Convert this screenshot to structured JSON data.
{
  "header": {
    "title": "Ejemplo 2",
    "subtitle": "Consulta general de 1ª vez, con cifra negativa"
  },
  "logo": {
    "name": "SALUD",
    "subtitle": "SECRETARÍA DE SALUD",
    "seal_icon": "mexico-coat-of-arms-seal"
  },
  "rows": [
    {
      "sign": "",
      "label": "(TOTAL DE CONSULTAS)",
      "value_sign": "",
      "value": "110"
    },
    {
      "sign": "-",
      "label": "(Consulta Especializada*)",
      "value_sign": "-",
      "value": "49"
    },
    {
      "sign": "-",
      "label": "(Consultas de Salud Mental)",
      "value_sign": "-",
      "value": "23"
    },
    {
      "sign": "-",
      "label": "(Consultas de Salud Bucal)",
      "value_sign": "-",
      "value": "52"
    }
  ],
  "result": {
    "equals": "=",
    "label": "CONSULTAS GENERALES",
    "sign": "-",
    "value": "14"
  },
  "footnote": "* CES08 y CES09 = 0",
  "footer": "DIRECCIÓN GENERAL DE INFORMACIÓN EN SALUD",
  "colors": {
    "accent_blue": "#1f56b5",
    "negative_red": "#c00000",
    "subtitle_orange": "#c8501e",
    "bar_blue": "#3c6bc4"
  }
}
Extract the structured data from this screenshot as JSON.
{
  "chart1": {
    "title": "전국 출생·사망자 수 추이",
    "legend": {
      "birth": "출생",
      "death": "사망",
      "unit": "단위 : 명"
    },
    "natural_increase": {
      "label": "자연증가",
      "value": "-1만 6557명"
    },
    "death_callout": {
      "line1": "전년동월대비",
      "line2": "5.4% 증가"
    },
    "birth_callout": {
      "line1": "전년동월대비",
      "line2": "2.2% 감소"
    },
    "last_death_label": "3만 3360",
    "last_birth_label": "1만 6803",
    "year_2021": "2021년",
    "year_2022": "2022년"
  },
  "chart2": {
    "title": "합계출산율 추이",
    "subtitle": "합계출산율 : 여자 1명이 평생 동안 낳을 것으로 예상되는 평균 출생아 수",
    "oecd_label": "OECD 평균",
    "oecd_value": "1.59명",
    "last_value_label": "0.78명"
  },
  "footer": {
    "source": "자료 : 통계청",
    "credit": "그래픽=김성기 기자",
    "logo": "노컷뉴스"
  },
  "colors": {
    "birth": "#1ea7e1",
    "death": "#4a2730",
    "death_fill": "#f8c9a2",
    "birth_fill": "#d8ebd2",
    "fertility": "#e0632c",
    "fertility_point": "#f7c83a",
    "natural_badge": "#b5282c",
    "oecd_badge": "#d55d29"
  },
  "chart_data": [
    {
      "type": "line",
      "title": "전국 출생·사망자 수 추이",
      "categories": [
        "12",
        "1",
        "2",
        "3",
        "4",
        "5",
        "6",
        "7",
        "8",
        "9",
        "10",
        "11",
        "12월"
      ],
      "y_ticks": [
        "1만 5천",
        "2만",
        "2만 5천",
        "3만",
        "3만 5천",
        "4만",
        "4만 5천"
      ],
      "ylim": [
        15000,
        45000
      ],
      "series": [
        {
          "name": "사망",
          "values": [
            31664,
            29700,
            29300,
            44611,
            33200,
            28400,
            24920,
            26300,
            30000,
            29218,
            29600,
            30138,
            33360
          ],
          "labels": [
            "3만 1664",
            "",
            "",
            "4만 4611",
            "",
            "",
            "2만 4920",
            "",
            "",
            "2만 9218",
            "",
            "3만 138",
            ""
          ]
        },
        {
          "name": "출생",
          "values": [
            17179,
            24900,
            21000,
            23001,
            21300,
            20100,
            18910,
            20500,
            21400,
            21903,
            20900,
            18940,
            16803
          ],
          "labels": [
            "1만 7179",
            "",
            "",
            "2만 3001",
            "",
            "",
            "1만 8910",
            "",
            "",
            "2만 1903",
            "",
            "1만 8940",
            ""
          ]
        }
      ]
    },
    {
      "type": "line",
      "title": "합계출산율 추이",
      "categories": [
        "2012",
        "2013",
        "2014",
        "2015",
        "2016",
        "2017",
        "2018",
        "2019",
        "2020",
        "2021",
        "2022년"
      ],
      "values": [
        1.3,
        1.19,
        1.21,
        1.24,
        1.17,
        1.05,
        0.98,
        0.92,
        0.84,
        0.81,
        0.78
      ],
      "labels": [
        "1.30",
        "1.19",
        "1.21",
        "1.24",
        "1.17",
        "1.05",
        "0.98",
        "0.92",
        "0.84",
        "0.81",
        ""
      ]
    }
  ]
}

■ ■ ■ ■ ■ ■ ■

Output the entries exactly.

• Written response:
Convert this screenshot to structured JSON data.
{
  "header": {
    "title": "Ejemplo 2",
    "subtitle": "Consulta general de 1ª vez, con cifra negativa"
  },
  "logo": {
    "name": "SALUD",
    "subtitle": "SECRETARÍA DE SALUD",
    "seal_icon": "mexico-coat-of-arms-seal"
  },
  "rows": [
    {
      "sign": "",
      "label": "(TOTAL DE CONSULTAS)",
      "value_sign": "",
      "value": "110"
    },
    {
      "sign": "-",
      "label": "(Consulta Especializada*)",
      "value_sign": "-",
      "value": "49"
    },
    {
      "sign": "-",
      "label": "(Consultas de Salud Mental)",
      "value_sign": "-",
      "value": "23"
    },
    {
      "sign": "-",
      "label": "(Consultas de Salud Bucal)",
      "value_sign": "-",
      "value": "52"
    }
  ],
  "result": {
    "equals": "=",
    "label": "CONSULTAS GENERALES",
    "sign": "-",
    "value": "14"
  },
  "footnote": "* CES08 y CES09 = 0",
  "footer": "DIRECCIÓN GENERAL DE INFORMACIÓN EN SALUD",
  "colors": {
    "accent_blue": "#1f56b5",
    "negative_red": "#c00000",
    "subtitle_orange": "#c8501e",
    "bar_blue": "#3c6bc4"
  }
}
Extract the structured data from this screenshot as JSON.
{
  "chart1": {
    "title": "전국 출생·사망자 수 추이",
    "legend": {
      "birth": "출생",
      "death": "사망",
      "unit": "단위 : 명"
    },
    "natural_increase": {
      "label": "자연증가",
      "value": "-1만 6557명"
    },
    "death_callout": {
      "line1": "전년동월대비",
      "line2": "5.4% 증가"
    },
    "birth_callout": {
      "line1": "전년동월대비",
      "line2": "2.2% 감소"
    },
    "last_death_label": "3만 3360",
    "last_birth_label": "1만 6803",
    "year_2021": "2021년",
    "year_2022": "2022년"
  },
  "chart2": {
    "title": "합계출산율 추이",
    "subtitle": "합계출산율 : 여자 1명이 평생 동안 낳을 것으로 예상되는 평균 출생아 수",
    "oecd_label": "OECD 평균",
    "oecd_value": "1.59명",
    "last_value_label": "0.78명"
  },
  "footer": {
    "source": "자료 : 통계청",
    "credit": "그래픽=김성기 기자",
    "logo": "노컷뉴스"
  },
  "colors": {
    "birth": "#1ea7e1",
    "death": "#4a2730",
    "death_fill": "#f8c9a2",
    "birth_fill": "#d8ebd2",
    "fertility": "#e0632c",
    "fertility_point": "#f7c83a",
    "natural_badge": "#b5282c",
    "oecd_badge": "#d55d29"
  },
  "chart_data": [
    {
      "type": "line",
      "title": "전국 출생·사망자 수 추이",
      "categories": [
        "12",
        "1",
        "2",
        "3",
        "4",
        "5",
        "6",
        "7",
        "8",
        "9",
        "10",
        "11",
        "12월"
      ],
      "y_ticks": [
        "1만 5천",
        "2만",
        "2만 5천",
        "3만",
        "3만 5천",
        "4만",
        "4만 5천"
      ],
      "ylim": [
        15000,
        45000
      ],
      "series": [
        {
          "name": "사망",
          "values": [
            31664,
            29700,
            29300,
            44611,
            33200,
            28400,
            24920,
            26300,
            30000,
            29218,
            29600,
            30138,
            33360
          ],
          "labels": [
            "3만 1664",
            "",
            "",
            "4만 4611",
            "",
            "",
            "2만 4920",
            "",
            "",
            "2만 9218",
            "",
            "3만 138",
            ""
          ]
        },
        {
          "name": "출생",
          "values": [
            17179,
            24900,
            21000,
            23001,
            21300,
            20100,
            18910,
            20500,
            21400,
            21903,
            20900,
            18940,
            16803
          ],
          "labels": [
            "1만 7179",
            "",
            "",
            "2만 3001",
            "",
            "",
            "1만 8910",
            "",
            "",
            "2만 1903",
            "",
            "1만 8940",
            ""
          ]
        }
      ]
    },
    {
      "type": "line",
      "title": "합계출산율 추이",
      "categories": [
        "2012",
        "2013",
        "2014",
        "2015",
        "2016",
        "2017",
        "2018",
        "2019",
        "2020",
        "2021",
        "2022년"
      ],
      "values": [
        1.3,
        1.19,
        1.21,
        1.24,
        1.17,
        1.05,
        0.98,
        0.92,
        0.84,
        0.81,
        0.78
      ],
      "labels": [
        "1.30",
        "1.19",
        "1.21",
        "1.24",
        "1.17",
        "1.05",
        "0.98",
        "0.92",
        "0.84",
        "0.81",
        ""
      ]
    }
  ]
}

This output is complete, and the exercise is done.